# Text shown
■ ■ ■ ■

THE VIRGINIAN-PILOT Copyright (c) 1996, Landmark Communications, Inc. DATE: Sunday, April 21, 1996 TAG: 9604180050 SECTION: FLAVOR PAGE: F1 EDITION: FINAL TYPE: RESTAURANT REVIEW SOURCE: BY DONNA REISS, RESTAURANT CRITIC LENGTH: Medium: 90 lines
A SHOP THAT once sold hammers and nails now serves casual meals, cappuccinos and chocolates in a handsome, two-story building on a downtown Franklin corner.
The former hardware store, turned-undertaker's, turned-department store, turned-sporting-goods store, has been beautifully renovated. It opened in January as The Main Street Eatery. Downstairs, the setting is coffeehouse casual; upstairs, a more formal mood prevails.
Light from windows overlooking Main Street bathes the front section; soft woods and cool colors enhance the airy atmosphere. Excellent lattes and cappuccinos invite lingering. And a large selection of coffees and gourmet chocolates to eat in or take out gives the small-town shop a big-city flair.
The first floor has two levels; a slightly elevated and partly partitioned section is more private than the tables by the lower-level window.
The second story, accessible by elevator or stairs, is the Southampton Room. It features a long bar, elegant accouterments in creams and burgundies, and handsome tall windows and tin ceilings - pleasing reminders of the building's turn-of-the-century heritage.
We sampled a variety of menu items downstairs. Most were standard American dishes in reasonable serving sizes at affordable prices. Notable were the friendly servers, the specialty coffees and the tasty desserts. Moderate prices and friendly atmosphere are the drawing cards here.
Chicken-wing appetizers were superior to the fried calamari, which was coated in a pasty mix. The wings, however, were zesty. Sage dumplings were a bit too heavy in the acceptable Brunswick stew, and salads were satisfactory.
Best bets for dinner: A swordfish dish in marinara sauce and a thin ribeye steak cooked the way we ordered it. Catfish was flavorless, pork loin dry. By the time we realized that, instead of the listed onion rings, baked potato had been served with the steak, we were ready for dessert.
And dessert was excellent. Short crust distinguished the pecan pie; peach cobbler had a beautifully browned biscuit topping. Creamy cheesecake was the crustless variety, and chocolate truffle cake was tasty. Even the somewhat dry carrot cake was redeemed by a pleasing flavor.
Other dinner options were grilled ocean perch or chicken breast, fried crab cakes, several sandwiches and dinner salads. Also open for lunch, the Eatery has a Sunday dinner buffet for $7.95.
This new restaurant is still evolving. When we made our reservation for the upstairs area, we were not told of the limits of the menu. Instead, after we had been comfortably ensconced in the elegant setting, we learned there was no printed menu in the fine-dining section and that there were only two appetizers and three entrees to choose from. Shrimp was featured in both an appetizer and an entree. Dinners average $18 and include soup and salad.

■ ■ ■ ■

# Information shown
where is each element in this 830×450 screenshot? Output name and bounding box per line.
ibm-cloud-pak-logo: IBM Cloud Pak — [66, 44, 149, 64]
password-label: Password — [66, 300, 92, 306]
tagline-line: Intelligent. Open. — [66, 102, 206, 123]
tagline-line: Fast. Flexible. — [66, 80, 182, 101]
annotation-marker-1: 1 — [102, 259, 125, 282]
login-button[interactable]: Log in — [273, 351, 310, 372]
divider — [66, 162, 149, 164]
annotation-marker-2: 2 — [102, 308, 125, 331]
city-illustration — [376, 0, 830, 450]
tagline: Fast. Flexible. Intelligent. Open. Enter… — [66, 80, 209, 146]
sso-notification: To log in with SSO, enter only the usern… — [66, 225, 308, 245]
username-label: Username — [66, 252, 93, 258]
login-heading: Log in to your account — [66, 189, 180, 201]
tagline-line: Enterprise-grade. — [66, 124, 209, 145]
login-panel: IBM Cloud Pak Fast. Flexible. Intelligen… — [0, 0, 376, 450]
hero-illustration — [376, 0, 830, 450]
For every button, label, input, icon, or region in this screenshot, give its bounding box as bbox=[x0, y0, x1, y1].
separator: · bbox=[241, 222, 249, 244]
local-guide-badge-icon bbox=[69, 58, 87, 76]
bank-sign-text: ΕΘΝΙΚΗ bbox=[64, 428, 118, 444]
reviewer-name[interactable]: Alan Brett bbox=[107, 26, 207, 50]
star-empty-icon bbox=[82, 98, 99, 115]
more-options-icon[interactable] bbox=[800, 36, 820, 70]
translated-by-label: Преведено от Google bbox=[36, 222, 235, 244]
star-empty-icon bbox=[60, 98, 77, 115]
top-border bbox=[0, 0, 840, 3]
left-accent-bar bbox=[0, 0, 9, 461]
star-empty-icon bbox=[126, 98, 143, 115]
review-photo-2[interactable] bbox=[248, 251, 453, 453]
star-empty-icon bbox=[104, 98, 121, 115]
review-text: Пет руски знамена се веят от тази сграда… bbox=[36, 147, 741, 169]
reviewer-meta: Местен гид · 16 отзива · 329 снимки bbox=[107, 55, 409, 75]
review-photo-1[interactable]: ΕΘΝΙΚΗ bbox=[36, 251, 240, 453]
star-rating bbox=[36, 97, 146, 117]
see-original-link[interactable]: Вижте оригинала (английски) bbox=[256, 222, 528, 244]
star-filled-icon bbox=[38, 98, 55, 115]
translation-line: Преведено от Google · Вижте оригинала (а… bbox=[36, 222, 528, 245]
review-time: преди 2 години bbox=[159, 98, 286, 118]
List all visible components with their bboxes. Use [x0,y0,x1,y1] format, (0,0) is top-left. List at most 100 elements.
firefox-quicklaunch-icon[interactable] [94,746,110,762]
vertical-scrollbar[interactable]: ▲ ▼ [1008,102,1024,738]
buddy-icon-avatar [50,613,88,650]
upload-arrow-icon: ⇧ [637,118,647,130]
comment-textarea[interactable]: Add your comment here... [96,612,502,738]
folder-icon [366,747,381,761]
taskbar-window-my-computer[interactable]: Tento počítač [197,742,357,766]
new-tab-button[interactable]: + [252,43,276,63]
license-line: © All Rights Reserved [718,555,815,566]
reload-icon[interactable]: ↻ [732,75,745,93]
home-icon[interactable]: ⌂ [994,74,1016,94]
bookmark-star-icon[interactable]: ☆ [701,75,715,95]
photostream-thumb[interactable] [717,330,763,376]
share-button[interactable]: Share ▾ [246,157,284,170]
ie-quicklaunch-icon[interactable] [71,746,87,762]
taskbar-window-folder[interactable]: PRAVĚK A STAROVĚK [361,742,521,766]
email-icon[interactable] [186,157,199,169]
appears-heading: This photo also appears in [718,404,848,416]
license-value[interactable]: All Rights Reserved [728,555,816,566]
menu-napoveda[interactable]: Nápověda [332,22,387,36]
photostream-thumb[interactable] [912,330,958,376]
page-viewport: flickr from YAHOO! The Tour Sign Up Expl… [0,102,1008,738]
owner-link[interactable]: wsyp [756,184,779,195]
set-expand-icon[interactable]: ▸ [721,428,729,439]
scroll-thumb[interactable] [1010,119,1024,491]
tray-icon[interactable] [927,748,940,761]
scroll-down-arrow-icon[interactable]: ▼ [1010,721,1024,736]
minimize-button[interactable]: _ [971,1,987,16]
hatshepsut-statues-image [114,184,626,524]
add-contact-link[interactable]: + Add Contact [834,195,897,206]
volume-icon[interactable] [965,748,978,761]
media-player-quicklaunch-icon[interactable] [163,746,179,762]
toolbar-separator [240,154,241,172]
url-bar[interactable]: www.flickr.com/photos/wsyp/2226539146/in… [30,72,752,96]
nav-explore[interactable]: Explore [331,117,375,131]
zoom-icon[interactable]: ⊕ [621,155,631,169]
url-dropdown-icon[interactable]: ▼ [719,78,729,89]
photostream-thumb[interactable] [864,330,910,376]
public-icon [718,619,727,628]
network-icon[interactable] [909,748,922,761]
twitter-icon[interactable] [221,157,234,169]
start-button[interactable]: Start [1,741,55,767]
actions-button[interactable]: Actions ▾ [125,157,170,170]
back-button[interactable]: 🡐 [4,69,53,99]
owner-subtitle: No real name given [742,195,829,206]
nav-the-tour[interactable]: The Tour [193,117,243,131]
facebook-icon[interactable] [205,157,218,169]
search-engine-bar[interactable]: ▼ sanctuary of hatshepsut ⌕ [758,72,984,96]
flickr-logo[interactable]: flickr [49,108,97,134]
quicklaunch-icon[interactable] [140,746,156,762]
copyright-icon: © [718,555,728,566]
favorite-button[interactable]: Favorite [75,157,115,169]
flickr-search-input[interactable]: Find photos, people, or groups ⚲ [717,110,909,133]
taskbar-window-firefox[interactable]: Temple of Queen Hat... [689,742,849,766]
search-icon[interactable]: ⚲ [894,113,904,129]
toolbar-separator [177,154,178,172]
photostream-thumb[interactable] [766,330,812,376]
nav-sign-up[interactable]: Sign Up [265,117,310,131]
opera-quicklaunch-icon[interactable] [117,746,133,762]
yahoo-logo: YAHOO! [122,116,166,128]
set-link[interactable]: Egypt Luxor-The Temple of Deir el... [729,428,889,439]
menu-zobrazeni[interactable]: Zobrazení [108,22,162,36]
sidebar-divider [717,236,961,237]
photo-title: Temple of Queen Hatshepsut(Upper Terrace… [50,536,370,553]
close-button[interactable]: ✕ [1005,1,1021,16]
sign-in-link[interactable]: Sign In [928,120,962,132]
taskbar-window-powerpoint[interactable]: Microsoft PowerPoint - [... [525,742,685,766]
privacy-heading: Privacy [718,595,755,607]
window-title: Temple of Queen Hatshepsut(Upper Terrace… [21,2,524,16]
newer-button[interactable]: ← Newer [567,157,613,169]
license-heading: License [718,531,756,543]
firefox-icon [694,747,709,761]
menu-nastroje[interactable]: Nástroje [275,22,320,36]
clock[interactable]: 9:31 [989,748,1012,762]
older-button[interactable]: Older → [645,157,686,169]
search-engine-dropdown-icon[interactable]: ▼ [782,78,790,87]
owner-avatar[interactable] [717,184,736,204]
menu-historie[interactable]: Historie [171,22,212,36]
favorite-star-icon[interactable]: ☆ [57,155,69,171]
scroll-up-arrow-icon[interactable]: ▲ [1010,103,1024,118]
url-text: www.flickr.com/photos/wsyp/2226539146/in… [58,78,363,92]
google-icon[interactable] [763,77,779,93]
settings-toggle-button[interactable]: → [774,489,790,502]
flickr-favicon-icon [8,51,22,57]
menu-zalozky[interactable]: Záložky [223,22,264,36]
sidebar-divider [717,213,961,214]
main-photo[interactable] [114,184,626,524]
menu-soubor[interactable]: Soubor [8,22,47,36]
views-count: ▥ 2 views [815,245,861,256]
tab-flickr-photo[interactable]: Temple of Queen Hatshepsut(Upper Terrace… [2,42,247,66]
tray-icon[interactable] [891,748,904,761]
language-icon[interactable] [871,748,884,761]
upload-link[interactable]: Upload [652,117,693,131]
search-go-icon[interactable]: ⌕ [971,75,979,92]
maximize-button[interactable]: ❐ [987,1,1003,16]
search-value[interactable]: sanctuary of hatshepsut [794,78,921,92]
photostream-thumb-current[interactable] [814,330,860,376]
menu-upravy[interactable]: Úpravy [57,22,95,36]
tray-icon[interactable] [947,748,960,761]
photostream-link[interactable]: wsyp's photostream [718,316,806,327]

■ ■ ■ ■

# The problem
Rewrite the restaurant review from the words "Light from windows" through "the lower-level window.", changing "airy" to "bright".

# Result of this task
Light from windows overlooking Main Street bathes the front section; soft woods and cool colors enhance the bright atmosphere. Excellent lattes and cappuccinos invite lingering. And a large selection of coffees and gourmet chocolates to eat in or take out gives the small-town shop a big-city flair.
The first floor has two levels; a slightly elevated and partly partitioned section is more private than the tables by the lower-level window.